-- Begin Records for the exercise --

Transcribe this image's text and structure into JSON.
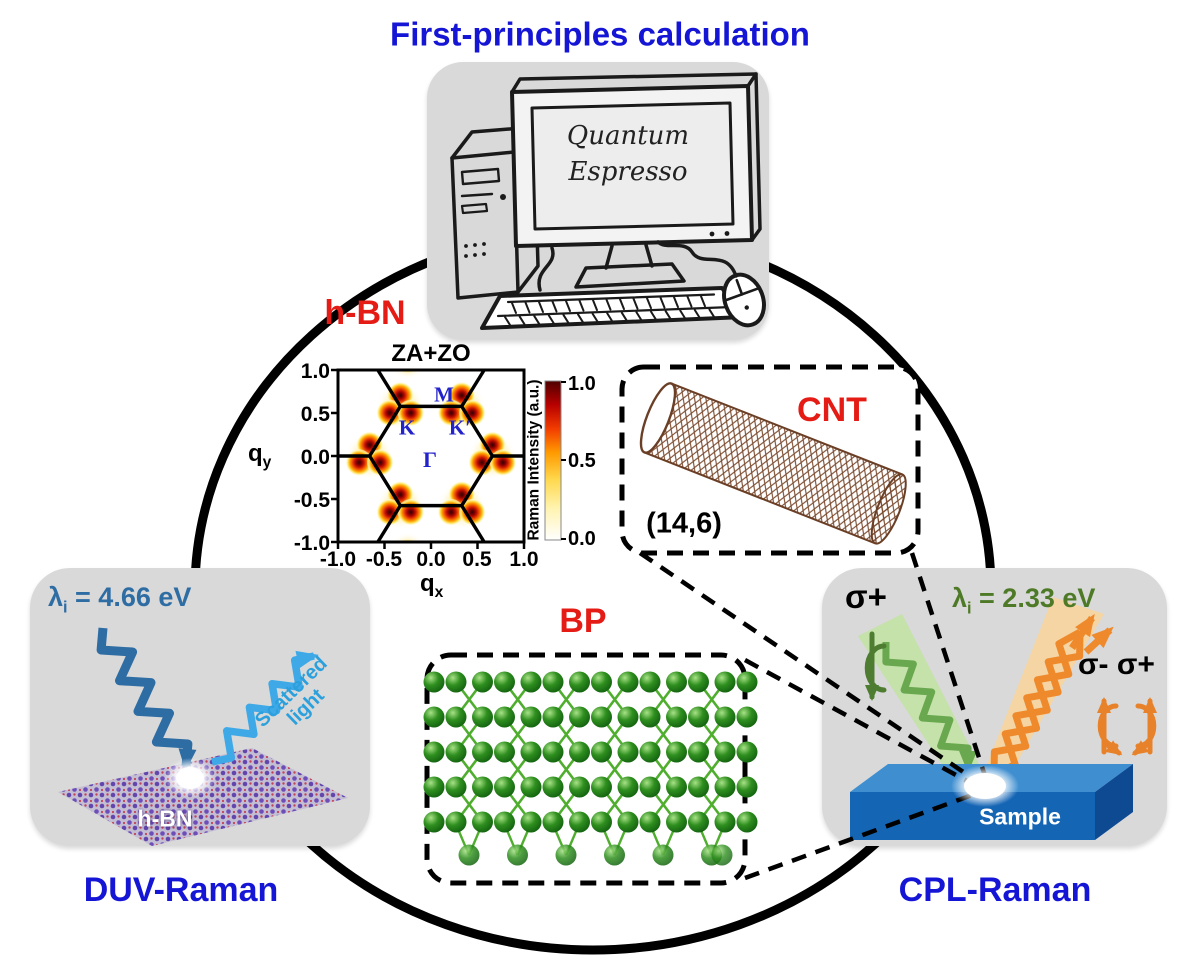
{
  "title": "First-principles calculation",
  "computer": {
    "screen_line1": "Quantum",
    "screen_line2": "Espresso"
  },
  "materials": {
    "hbn_label": "h-BN",
    "cnt_label": "CNT",
    "cnt_chirality": "(14,6)",
    "bp_label": "BP"
  },
  "hbn_plot": {
    "title": "ZA+ZO",
    "xlabel_base": "q",
    "xlabel_sub": "x",
    "ylabel_base": "q",
    "ylabel_sub": "y",
    "x_ticks": [
      "-1.0",
      "-0.5",
      "0.0",
      "0.5",
      "1.0"
    ],
    "y_ticks": [
      "1.0",
      "0.5",
      "0.0",
      "-0.5",
      "-1.0"
    ],
    "colorbar_label": "Raman Intensity (a.u.)",
    "colorbar_ticks": [
      "1.0",
      "0.5",
      "0.0"
    ],
    "points": {
      "M": "M",
      "K": "K",
      "Kprime": "K′",
      "Gamma": "Γ"
    }
  },
  "duv": {
    "lambda_prefix": "λ",
    "lambda_sub": "i",
    "lambda_value": " = 4.66 eV",
    "scattered_label": "Scattered light",
    "sheet_label": "h-BN",
    "caption": "DUV-Raman"
  },
  "cpl": {
    "lambda_prefix": "λ",
    "lambda_sub": "i",
    "lambda_value": " = 2.33 eV",
    "sigma_in": "σ+",
    "sigma_out": "σ- σ+",
    "sample_label": "Sample",
    "caption": "CPL-Raman"
  },
  "colors": {
    "accent_blue": "#1515d6",
    "accent_red": "#e51b15",
    "duv_blue": "#2e6da4",
    "scattered_blue": "#3fa9e8",
    "cpl_green": "#69a84e",
    "cpl_dark_green": "#4e7d32",
    "cpl_olive": "#4e7a28",
    "cpl_orange": "#ef8a2c",
    "sample_blue": "#1565b5",
    "box_gray": "#d9d9d9"
  },
  "chart_data": {
    "type": "heatmap",
    "title": "ZA+ZO",
    "xlabel": "qx",
    "ylabel": "qy",
    "xlim": [
      -1.0,
      1.0
    ],
    "ylim": [
      -1.0,
      1.0
    ],
    "x_ticks": [
      -1.0,
      -0.5,
      0.0,
      0.5,
      1.0
    ],
    "y_ticks": [
      1.0,
      0.5,
      0.0,
      -0.5,
      -1.0
    ],
    "grid": false,
    "colorbar": {
      "label": "Raman Intensity (a.u.)",
      "ticks": [
        1.0,
        0.5,
        0.0
      ],
      "range": [
        0.0,
        1.0
      ]
    },
    "brillouin_zone_vertices_q": [
      [
        0.66,
        0
      ],
      [
        0.33,
        0.577
      ],
      [
        -0.33,
        0.577
      ],
      [
        -0.66,
        0
      ],
      [
        -0.33,
        -0.577
      ],
      [
        0.33,
        -0.577
      ]
    ],
    "high_intensity_points_q": [
      [
        0.66,
        0
      ],
      [
        0.33,
        0.577
      ],
      [
        -0.33,
        0.577
      ],
      [
        -0.66,
        0
      ],
      [
        -0.33,
        -0.577
      ],
      [
        0.33,
        -0.577
      ]
    ],
    "high_intensity_value": 1.0,
    "edge_points_q": [
      [
        -0.25,
        1.1
      ],
      [
        -0.25,
        -1.1
      ]
    ],
    "bz_labels": [
      {
        "label": "Γ",
        "q": [
          0,
          0
        ]
      },
      {
        "label": "M",
        "q": [
          0.13,
          0.62
        ]
      },
      {
        "label": "K",
        "q": [
          -0.26,
          0.33
        ]
      },
      {
        "label": "K′",
        "q": [
          0.3,
          0.33
        ]
      }
    ]
  }
}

-- End Records for the exercise --

→ Written task
Pick out every line of the listing containing the word "Raman", and show those lines.

→ The solution
    "colorbar_label": "Raman Intensity (a.u.)",
    "caption": "DUV-Raman"
    "caption": "CPL-Raman"
      "label": "Raman Intensity (a.u.)",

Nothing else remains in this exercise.